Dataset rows
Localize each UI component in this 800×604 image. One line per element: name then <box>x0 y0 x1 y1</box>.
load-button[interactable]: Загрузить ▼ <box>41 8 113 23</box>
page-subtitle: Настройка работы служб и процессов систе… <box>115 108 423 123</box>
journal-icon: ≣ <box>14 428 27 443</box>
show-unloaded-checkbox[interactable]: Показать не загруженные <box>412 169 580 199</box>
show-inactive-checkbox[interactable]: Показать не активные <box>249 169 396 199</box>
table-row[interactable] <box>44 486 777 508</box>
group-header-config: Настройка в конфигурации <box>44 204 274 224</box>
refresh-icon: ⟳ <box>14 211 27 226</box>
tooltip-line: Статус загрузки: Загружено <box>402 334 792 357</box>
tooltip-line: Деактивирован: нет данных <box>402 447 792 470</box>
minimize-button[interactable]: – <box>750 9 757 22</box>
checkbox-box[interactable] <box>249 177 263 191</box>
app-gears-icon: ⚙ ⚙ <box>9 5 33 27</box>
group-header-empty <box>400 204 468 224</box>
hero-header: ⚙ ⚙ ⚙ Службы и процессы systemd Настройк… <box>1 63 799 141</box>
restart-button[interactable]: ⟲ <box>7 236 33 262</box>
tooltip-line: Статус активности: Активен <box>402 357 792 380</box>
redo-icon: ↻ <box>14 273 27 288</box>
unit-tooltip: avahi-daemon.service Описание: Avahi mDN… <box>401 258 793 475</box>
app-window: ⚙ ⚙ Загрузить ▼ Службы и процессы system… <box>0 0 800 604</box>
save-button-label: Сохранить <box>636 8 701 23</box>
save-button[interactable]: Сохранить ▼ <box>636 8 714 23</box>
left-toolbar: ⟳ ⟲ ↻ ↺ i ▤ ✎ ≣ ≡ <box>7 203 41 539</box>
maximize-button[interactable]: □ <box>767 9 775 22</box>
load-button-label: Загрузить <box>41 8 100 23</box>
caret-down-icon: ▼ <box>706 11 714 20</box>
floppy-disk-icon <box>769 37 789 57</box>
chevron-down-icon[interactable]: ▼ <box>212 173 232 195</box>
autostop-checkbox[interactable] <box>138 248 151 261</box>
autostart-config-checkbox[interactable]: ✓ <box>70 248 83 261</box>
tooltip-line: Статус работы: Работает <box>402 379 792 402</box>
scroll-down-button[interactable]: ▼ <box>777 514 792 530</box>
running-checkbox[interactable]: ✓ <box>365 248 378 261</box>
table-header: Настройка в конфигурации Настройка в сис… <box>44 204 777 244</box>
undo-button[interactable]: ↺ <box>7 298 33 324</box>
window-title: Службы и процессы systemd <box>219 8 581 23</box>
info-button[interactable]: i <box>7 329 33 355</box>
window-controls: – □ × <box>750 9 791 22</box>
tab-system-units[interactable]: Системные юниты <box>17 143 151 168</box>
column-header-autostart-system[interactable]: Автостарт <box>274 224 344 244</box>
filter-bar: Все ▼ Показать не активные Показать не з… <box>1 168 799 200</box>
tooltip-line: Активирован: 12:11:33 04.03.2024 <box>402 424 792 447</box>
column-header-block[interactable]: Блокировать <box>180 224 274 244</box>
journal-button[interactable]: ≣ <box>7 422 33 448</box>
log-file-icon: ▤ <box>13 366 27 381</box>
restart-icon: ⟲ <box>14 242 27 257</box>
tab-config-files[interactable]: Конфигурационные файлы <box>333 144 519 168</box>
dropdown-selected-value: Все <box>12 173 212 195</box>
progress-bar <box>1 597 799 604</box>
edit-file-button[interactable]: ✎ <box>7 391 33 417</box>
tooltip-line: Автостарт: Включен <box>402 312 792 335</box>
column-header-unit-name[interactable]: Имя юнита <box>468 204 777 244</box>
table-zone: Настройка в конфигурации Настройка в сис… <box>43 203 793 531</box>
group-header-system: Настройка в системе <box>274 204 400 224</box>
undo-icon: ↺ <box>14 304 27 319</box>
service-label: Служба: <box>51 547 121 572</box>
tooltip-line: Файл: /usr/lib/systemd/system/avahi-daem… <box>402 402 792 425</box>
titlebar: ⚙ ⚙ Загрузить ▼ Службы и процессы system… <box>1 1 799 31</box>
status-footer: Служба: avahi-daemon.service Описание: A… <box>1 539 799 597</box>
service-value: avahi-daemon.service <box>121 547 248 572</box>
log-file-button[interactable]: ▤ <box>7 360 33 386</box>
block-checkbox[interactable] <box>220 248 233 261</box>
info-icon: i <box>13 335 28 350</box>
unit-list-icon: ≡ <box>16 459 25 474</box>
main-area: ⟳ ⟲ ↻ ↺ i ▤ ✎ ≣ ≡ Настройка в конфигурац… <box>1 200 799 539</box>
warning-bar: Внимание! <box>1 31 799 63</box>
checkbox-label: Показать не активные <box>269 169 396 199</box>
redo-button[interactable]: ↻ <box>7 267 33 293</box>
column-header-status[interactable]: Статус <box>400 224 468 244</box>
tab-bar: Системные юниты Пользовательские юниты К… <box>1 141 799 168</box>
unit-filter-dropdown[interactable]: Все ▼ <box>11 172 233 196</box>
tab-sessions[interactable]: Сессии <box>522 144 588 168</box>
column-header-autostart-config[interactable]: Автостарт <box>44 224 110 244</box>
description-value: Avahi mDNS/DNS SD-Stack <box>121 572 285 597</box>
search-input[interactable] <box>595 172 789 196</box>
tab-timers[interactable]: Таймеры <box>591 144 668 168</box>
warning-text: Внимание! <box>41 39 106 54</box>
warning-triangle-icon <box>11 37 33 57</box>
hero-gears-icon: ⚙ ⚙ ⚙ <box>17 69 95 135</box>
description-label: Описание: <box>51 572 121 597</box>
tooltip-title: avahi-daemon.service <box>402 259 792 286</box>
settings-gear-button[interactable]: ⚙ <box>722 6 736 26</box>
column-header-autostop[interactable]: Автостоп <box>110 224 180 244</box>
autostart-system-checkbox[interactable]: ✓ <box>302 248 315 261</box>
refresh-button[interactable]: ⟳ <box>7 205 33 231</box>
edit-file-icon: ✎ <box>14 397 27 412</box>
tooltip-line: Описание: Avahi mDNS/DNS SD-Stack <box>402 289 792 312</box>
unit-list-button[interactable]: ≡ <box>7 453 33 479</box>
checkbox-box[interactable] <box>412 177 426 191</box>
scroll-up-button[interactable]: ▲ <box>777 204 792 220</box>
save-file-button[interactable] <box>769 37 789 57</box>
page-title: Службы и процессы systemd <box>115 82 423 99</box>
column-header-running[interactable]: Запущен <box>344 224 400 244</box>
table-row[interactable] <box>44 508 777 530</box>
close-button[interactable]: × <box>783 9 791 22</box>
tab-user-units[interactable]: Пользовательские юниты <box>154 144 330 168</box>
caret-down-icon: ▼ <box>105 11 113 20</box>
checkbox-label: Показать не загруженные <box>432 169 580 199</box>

AIM:
Convert the lines above into a Markdown table with the columns "Row" and "Line", numbering each line in order and omitting blank lines.

TASK RESULT:
| Row | Line |
|---|---|
| 1 | Localize each UI component in this 800×604 image. One line per element: name then <box>x0 y0 x1 y1</box>. |
| 2 | load-button[interactable]: Загрузить ▼ <box>41 8 113 23</box> |
| 3 | page-subtitle: Настройка работы служб и процессов систе… <box>115 108 423 123</box> |
| 4 | journal-icon: ≣ <box>14 428 27 443</box> |
| 5 | show-unloaded-checkbox[interactable]: Показать не загруженные <box>412 169 580 199</box> |
| 6 | show-inactive-checkbox[interactable]: Показать не активные <box>249 169 396 199</box> |
| 7 | table-row[interactable] <box>44 486 777 508</box> |
| 8 | group-header-config: Настройка в конфигурации <box>44 204 274 224</box> |
| 9 | refresh-icon: ⟳ <box>14 211 27 226</box> |
| 10 | tooltip-line: Статус загрузки: Загружено <box>402 334 792 357</box> |
| 11 | tooltip-line: Деактивирован: нет данных <box>402 447 792 470</box> |
| 12 | minimize-button[interactable]: – <box>750 9 757 22</box> |
| 13 | checkbox-box[interactable] <box>249 177 263 191</box> |
| 14 | app-gears-icon: ⚙ ⚙ <box>9 5 33 27</box> |
| 15 | group-header-empty <box>400 204 468 224</box> |
| 16 | hero-header: ⚙ ⚙ ⚙ Службы и процессы systemd Настройк… <box>1 63 799 141</box> |
| 17 | restart-button[interactable]: ⟲ <box>7 236 33 262</box> |
| 18 | tooltip-line: Статус активности: Активен <box>402 357 792 380</box> |
| 19 | redo-icon: ↻ <box>14 273 27 288</box> |
| 20 | unit-tooltip: avahi-daemon.service Описание: Avahi mDN… <box>401 258 793 475</box> |
| 21 | app-window: ⚙ ⚙ Загрузить ▼ Службы и процессы system… <box>0 0 800 604</box> |
| 22 | save-button-label: Сохранить <box>636 8 701 23</box> |
| 23 | save-button[interactable]: Сохранить ▼ <box>636 8 714 23</box> |
| 24 | left-toolbar: ⟳ ⟲ ↻ ↺ i ▤ ✎ ≣ ≡ <box>7 203 41 539</box> |
| 25 | maximize-button[interactable]: □ <box>767 9 775 22</box> |
| 26 | load-button-label: Загрузить <box>41 8 100 23</box> |
| 27 | caret-down-icon: ▼ <box>706 11 714 20</box> |
| 28 | floppy-disk-icon <box>769 37 789 57</box> |
| 29 | chevron-down-icon[interactable]: ▼ <box>212 173 232 195</box> |
| 30 | autostop-checkbox[interactable] <box>138 248 151 261</box> |
| 31 | autostart-config-checkbox[interactable]: ✓ <box>70 248 83 261</box> |
| 32 | tooltip-line: Статус работы: Работает <box>402 379 792 402</box> |
| 33 | scroll-down-button[interactable]: ▼ <box>777 514 792 530</box> |
| 34 | running-checkbox[interactable]: ✓ <box>365 248 378 261</box> |
| 35 | table-header: Настройка в конфигурации Настройка в сис… <box>44 204 777 244</box> |
| 36 | undo-button[interactable]: ↺ <box>7 298 33 324</box> |
| 37 | window-title: Службы и процессы systemd <box>219 8 581 23</box> |
| 38 | info-button[interactable]: i <box>7 329 33 355</box> |
| 39 | window-controls: – □ × <box>750 9 791 22</box> |
| 40 | tab-system-units[interactable]: Системные юниты <box>17 143 151 168</box> |
| 41 | column-header-autostart-system[interactable]: Автостарт <box>274 224 344 244</box> |
| 42 | filter-bar: Все ▼ Показать не активные Показать не з… <box>1 168 799 200</box> |
| 43 | tooltip-line: Активирован: 12:11:33 04.03.2024 <box>402 424 792 447</box> |
| 44 | column-header-block[interactable]: Блокировать <box>180 224 274 244</box> |
| 45 | journal-button[interactable]: ≣ <box>7 422 33 448</box> |
| 46 | log-file-icon: ▤ <box>13 366 27 381</box> |
| 47 | restart-icon: ⟲ <box>14 242 27 257</box> |
| 48 | tab-config-files[interactable]: Конфигурационные файлы <box>333 144 519 168</box> |
| 49 | dropdown-selected-value: Все <box>12 173 212 195</box> |
| 50 | progress-bar <box>1 597 799 604</box> |
| 51 | edit-file-button[interactable]: ✎ <box>7 391 33 417</box> |
| 52 | tooltip-line: Автостарт: Включен <box>402 312 792 335</box> |
| 53 | column-header-unit-name[interactable]: Имя юнита <box>468 204 777 244</box> |
| 54 | table-zone: Настройка в конфигурации Настройка в сис… <box>43 203 793 531</box> |
| 55 | group-header-system: Настройка в системе <box>274 204 400 224</box> |
| 56 | undo-icon: ↺ <box>14 304 27 319</box> |
| 57 | service-label: Служба: <box>51 547 121 572</box> |
| 58 | tooltip-line: Файл: /usr/lib/systemd/system/avahi-daem… <box>402 402 792 425</box> |
| 59 | titlebar: ⚙ ⚙ Загрузить ▼ Службы и процессы system… <box>1 1 799 31</box> |
| 60 | status-footer: Служба: avahi-daemon.service Описание: A… <box>1 539 799 597</box> |
| 61 | service-value: avahi-daemon.service <box>121 547 248 572</box> |
| 62 | log-file-button[interactable]: ▤ <box>7 360 33 386</box> |
| 63 | block-checkbox[interactable] <box>220 248 233 261</box> |
| 64 | info-icon: i <box>13 335 28 350</box> |
| 65 | unit-list-icon: ≡ <box>16 459 25 474</box> |
| 66 | main-area: ⟳ ⟲ ↻ ↺ i ▤ ✎ ≣ ≡ Настройка в конфигурац… <box>1 200 799 539</box> |
| 67 | warning-bar: Внимание! <box>1 31 799 63</box> |
| 68 | checkbox-label: Показать не активные <box>269 169 396 199</box> |
| 69 | redo-button[interactable]: ↻ <box>7 267 33 293</box> |
| 70 | column-header-status[interactable]: Статус <box>400 224 468 244</box> |
| 71 | tab-bar: Системные юниты Пользовательские юниты К… <box>1 141 799 168</box> |
| 72 | unit-filter-dropdown[interactable]: Все ▼ <box>11 172 233 196</box> |
| 73 | tab-sessions[interactable]: Сессии <box>522 144 588 168</box> |
| 74 | column-header-autostart-config[interactable]: Автостарт <box>44 224 110 244</box> |
| 75 | description-value: Avahi mDNS/DNS SD-Stack <box>121 572 285 597</box> |
| 76 | search-input[interactable] <box>595 172 789 196</box> |
| 77 | tab-timers[interactable]: Таймеры <box>591 144 668 168</box> |
| 78 | warning-text: Внимание! <box>41 39 106 54</box> |
| 79 | warning-triangle-icon <box>11 37 33 57</box> |
| 80 | hero-gears-icon: ⚙ ⚙ ⚙ <box>17 69 95 135</box> |
| 81 | description-label: Описание: <box>51 572 121 597</box> |
| 82 | tooltip-title: avahi-daemon.service <box>402 259 792 286</box> |
| 83 | settings-gear-button[interactable]: ⚙ <box>722 6 736 26</box> |
| 84 | column-header-autostop[interactable]: Автостоп <box>110 224 180 244</box> |
| 85 | autostart-system-checkbox[interactable]: ✓ <box>302 248 315 261</box> |
| 86 | refresh-button[interactable]: ⟳ <box>7 205 33 231</box> |
| 87 | edit-file-icon: ✎ <box>14 397 27 412</box> |
| 88 | tooltip-line: Описание: Avahi mDNS/DNS SD-Stack <box>402 289 792 312</box> |
| 89 | unit-list-button[interactable]: ≡ <box>7 453 33 479</box> |
| 90 | checkbox-box[interactable] <box>412 177 426 191</box> |
| 91 | scroll-up-button[interactable]: ▲ <box>777 204 792 220</box> |
| 92 | save-file-button[interactable] <box>769 37 789 57</box> |
| 93 | page-title: Службы и процессы systemd <box>115 82 423 99</box> |
| 94 | column-header-running[interactable]: Запущен <box>344 224 400 244</box> |
| 95 | table-row[interactable] <box>44 508 777 530</box> |
| 96 | close-button[interactable]: × <box>783 9 791 22</box> |
| 97 | tab-user-units[interactable]: Пользовательские юниты <box>154 144 330 168</box> |
| 98 | caret-down-icon: ▼ <box>105 11 113 20</box> |
| 99 | checkbox-label: Показать не загруженные <box>432 169 580 199</box> |